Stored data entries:
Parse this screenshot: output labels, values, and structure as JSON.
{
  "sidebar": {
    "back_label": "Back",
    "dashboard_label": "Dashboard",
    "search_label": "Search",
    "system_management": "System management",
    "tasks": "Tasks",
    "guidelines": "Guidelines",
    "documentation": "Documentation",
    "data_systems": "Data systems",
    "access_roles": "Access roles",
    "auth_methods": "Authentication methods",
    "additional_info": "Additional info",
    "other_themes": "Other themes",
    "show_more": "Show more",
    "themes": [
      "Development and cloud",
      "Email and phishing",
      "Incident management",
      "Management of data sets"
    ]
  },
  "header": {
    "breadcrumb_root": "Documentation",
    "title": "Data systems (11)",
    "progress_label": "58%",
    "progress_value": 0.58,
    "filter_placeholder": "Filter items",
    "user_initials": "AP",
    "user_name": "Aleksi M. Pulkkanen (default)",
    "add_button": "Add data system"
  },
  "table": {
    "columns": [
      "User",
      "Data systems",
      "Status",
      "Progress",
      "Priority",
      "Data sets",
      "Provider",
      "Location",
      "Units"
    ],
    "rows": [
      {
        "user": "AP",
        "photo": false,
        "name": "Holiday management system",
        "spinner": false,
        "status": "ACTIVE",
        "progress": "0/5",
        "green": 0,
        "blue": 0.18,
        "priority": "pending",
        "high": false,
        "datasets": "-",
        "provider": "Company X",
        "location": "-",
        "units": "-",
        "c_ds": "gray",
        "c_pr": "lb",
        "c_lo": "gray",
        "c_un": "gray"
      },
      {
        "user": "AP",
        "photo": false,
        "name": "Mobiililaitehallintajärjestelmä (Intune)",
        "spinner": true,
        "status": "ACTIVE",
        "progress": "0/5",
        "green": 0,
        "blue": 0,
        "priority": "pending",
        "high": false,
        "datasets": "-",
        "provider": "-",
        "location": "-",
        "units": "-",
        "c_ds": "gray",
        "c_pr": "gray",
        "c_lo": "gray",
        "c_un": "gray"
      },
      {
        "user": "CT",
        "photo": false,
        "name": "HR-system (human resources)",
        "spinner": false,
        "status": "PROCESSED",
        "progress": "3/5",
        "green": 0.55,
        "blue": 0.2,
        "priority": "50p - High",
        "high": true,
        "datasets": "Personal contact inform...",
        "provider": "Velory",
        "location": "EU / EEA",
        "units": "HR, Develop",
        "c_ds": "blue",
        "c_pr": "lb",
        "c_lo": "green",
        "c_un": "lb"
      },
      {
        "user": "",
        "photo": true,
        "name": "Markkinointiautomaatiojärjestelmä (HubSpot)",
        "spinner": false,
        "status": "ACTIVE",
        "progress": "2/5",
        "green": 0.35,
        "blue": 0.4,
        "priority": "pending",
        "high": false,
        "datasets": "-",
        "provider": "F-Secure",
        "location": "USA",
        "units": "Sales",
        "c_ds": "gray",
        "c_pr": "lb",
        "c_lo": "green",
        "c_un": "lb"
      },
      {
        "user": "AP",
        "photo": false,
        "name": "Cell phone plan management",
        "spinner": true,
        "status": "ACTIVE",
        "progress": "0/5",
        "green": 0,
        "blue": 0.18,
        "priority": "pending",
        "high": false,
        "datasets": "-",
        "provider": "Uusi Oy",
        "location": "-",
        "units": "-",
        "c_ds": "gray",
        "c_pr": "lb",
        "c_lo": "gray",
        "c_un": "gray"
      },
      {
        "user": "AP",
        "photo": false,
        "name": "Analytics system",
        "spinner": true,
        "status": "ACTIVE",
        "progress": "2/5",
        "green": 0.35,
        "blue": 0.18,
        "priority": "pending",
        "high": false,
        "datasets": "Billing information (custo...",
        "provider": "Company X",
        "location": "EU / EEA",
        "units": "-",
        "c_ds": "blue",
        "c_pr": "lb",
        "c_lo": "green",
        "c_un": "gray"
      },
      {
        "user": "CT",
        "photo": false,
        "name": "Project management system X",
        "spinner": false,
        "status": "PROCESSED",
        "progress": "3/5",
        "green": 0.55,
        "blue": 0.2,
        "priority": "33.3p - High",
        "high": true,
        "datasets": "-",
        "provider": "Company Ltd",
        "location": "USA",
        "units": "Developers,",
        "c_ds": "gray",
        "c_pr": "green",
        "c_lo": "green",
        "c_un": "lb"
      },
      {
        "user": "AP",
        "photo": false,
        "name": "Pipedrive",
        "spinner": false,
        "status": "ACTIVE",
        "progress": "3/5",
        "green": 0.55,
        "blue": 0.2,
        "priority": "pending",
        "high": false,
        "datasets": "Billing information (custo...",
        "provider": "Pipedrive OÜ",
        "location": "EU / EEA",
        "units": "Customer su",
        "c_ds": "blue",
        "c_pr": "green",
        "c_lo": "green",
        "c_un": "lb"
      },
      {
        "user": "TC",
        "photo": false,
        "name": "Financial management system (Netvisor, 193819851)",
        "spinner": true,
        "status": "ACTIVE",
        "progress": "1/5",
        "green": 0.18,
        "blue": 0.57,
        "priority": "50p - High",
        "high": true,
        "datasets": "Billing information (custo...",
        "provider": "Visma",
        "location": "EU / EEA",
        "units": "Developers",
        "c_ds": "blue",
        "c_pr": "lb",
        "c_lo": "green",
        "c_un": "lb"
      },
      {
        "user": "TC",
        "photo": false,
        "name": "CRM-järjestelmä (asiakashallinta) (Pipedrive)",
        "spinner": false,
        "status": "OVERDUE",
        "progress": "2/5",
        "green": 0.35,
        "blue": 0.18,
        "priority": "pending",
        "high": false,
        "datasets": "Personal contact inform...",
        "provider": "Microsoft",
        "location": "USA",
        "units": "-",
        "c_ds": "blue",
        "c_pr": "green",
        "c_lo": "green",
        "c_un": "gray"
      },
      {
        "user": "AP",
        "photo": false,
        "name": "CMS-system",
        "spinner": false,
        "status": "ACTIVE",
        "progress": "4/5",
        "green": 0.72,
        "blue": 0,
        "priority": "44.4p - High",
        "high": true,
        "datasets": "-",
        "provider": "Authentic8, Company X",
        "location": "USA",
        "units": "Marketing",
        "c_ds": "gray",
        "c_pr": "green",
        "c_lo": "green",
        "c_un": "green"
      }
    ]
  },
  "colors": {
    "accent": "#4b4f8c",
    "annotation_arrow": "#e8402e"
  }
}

Task objective:
Write out the entries in full, exactly as given.

Output for this task:
Parse this screenshot: output labels, values, and structure as JSON.
{
  "sidebar": {
    "back_label": "Back",
    "dashboard_label": "Dashboard",
    "search_label": "Search",
    "system_management": "System management",
    "tasks": "Tasks",
    "guidelines": "Guidelines",
    "documentation": "Documentation",
    "data_systems": "Data systems",
    "access_roles": "Access roles",
    "auth_methods": "Authentication methods",
    "additional_info": "Additional info",
    "other_themes": "Other themes",
    "show_more": "Show more",
    "themes": [
      "Development and cloud",
      "Email and phishing",
      "Incident management",
      "Management of data sets"
    ]
  },
  "header": {
    "breadcrumb_root": "Documentation",
    "title": "Data systems (11)",
    "progress_label": "58%",
    "progress_value": 0.58,
    "filter_placeholder": "Filter items",
    "user_initials": "AP",
    "user_name": "Aleksi M. Pulkkanen (default)",
    "add_button": "Add data system"
  },
  "table": {
    "columns": [
      "User",
      "Data systems",
      "Status",
      "Progress",
      "Priority",
      "Data sets",
      "Provider",
      "Location",
      "Units"
    ],
    "rows": [
      {
        "user": "AP",
        "photo": false,
        "name": "Holiday management system",
        "spinner": false,
        "status": "ACTIVE",
        "progress": "0/5",
        "green": 0,
        "blue": 0.18,
        "priority": "pending",
        "high": false,
        "datasets": "-",
        "provider": "Company X",
        "location": "-",
        "units": "-",
        "c_ds": "gray",
        "c_pr": "lb",
        "c_lo": "gray",
        "c_un": "gray"
      },
      {
        "user": "AP",
        "photo": false,
        "name": "Mobiililaitehallintajärjestelmä (Intune)",
        "spinner": true,
        "status": "ACTIVE",
        "progress": "0/5",
        "green": 0,
        "blue": 0,
        "priority": "pending",
        "high": false,
        "datasets": "-",
        "provider": "-",
        "location": "-",
        "units": "-",
        "c_ds": "gray",
        "c_pr": "gray",
        "c_lo": "gray",
        "c_un": "gray"
      },
      {
        "user": "CT",
        "photo": false,
        "name": "HR-system (human resources)",
        "spinner": false,
        "status": "PROCESSED",
        "progress": "3/5",
        "green": 0.55,
        "blue": 0.2,
        "priority": "50p - High",
        "high": true,
        "datasets": "Personal contact inform...",
        "provider": "Velory",
        "location": "EU / EEA",
        "units": "HR, Develop",
        "c_ds": "blue",
        "c_pr": "lb",
        "c_lo": "green",
        "c_un": "lb"
      },
      {
        "user": "",
        "photo": true,
        "name": "Markkinointiautomaatiojärjestelmä (HubSpot)",
        "spinner": false,
        "status": "ACTIVE",
        "progress": "2/5",
        "green": 0.35,
        "blue": 0.4,
        "priority": "pending",
        "high": false,
        "datasets": "-",
        "provider": "F-Secure",
        "location": "USA",
        "units": "Sales",
        "c_ds": "gray",
        "c_pr": "lb",
        "c_lo": "green",
        "c_un": "lb"
      },
      {
        "user": "AP",
        "photo": false,
        "name": "Cell phone plan management",
        "spinner": true,
        "status": "ACTIVE",
        "progress": "0/5",
        "green": 0,
        "blue": 0.18,
        "priority": "pending",
        "high": false,
        "datasets": "-",
        "provider": "Uusi Oy",
        "location": "-",
        "units": "-",
        "c_ds": "gray",
        "c_pr": "lb",
        "c_lo": "gray",
        "c_un": "gray"
      },
      {
        "user": "AP",
        "photo": false,
        "name": "Analytics system",
        "spinner": true,
        "status": "ACTIVE",
        "progress": "2/5",
        "green": 0.35,
        "blue": 0.18,
        "priority": "pending",
        "high": false,
        "datasets": "Billing information (custo...",
        "provider": "Company X",
        "location": "EU / EEA",
        "units": "-",
        "c_ds": "blue",
        "c_pr": "lb",
        "c_lo": "green",
        "c_un": "gray"
      },
      {
        "user": "CT",
        "photo": false,
        "name": "Project management system X",
        "spinner": false,
        "status": "PROCESSED",
        "progress": "3/5",
        "green": 0.55,
        "blue": 0.2,
        "priority": "33.3p - High",
        "high": true,
        "datasets": "-",
        "provider": "Company Ltd",
        "location": "USA",
        "units": "Developers,",
        "c_ds": "gray",
        "c_pr": "green",
        "c_lo": "green",
        "c_un": "lb"
      },
      {
        "user": "AP",
        "photo": false,
        "name": "Pipedrive",
        "spinner": false,
        "status": "ACTIVE",
        "progress": "3/5",
        "green": 0.55,
        "blue": 0.2,
        "priority": "pending",
        "high": false,
        "datasets": "Billing information (custo...",
        "provider": "Pipedrive OÜ",
        "location": "EU / EEA",
        "units": "Customer su",
        "c_ds": "blue",
        "c_pr": "green",
        "c_lo": "green",
        "c_un": "lb"
      },
      {
        "user": "TC",
        "photo": false,
        "name": "Financial management system (Netvisor, 193819851)",
        "spinner": true,
        "status": "ACTIVE",
        "progress": "1/5",
        "green": 0.18,
        "blue": 0.57,
        "priority": "50p - High",
        "high": true,
        "datasets": "Billing information (custo...",
        "provider": "Visma",
        "location": "EU / EEA",
        "units": "Developers",
        "c_ds": "blue",
        "c_pr": "lb",
        "c_lo": "green",
        "c_un": "lb"
      },
      {
        "user": "TC",
        "photo": false,
        "name": "CRM-järjestelmä (asiakashallinta) (Pipedrive)",
        "spinner": false,
        "status": "OVERDUE",
        "progress": "2/5",
        "green": 0.35,
        "blue": 0.18,
        "priority": "pending",
        "high": false,
        "datasets": "Personal contact inform...",
        "provider": "Microsoft",
        "location": "USA",
        "units": "-",
        "c_ds": "blue",
        "c_pr": "green",
        "c_lo": "green",
        "c_un": "gray"
      },
      {
        "user": "AP",
        "photo": false,
        "name": "CMS-system",
        "spinner": false,
        "status": "ACTIVE",
        "progress": "4/5",
        "green": 0.72,
        "blue": 0,
        "priority": "44.4p - High",
        "high": true,
        "datasets": "-",
        "provider": "Authentic8, Company X",
        "location": "USA",
        "units": "Marketing",
        "c_ds": "gray",
        "c_pr": "green",
        "c_lo": "green",
        "c_un": "green"
      }
    ]
  },
  "colors": {
    "accent": "#4b4f8c",
    "annotation_arrow": "#e8402e"
  }
}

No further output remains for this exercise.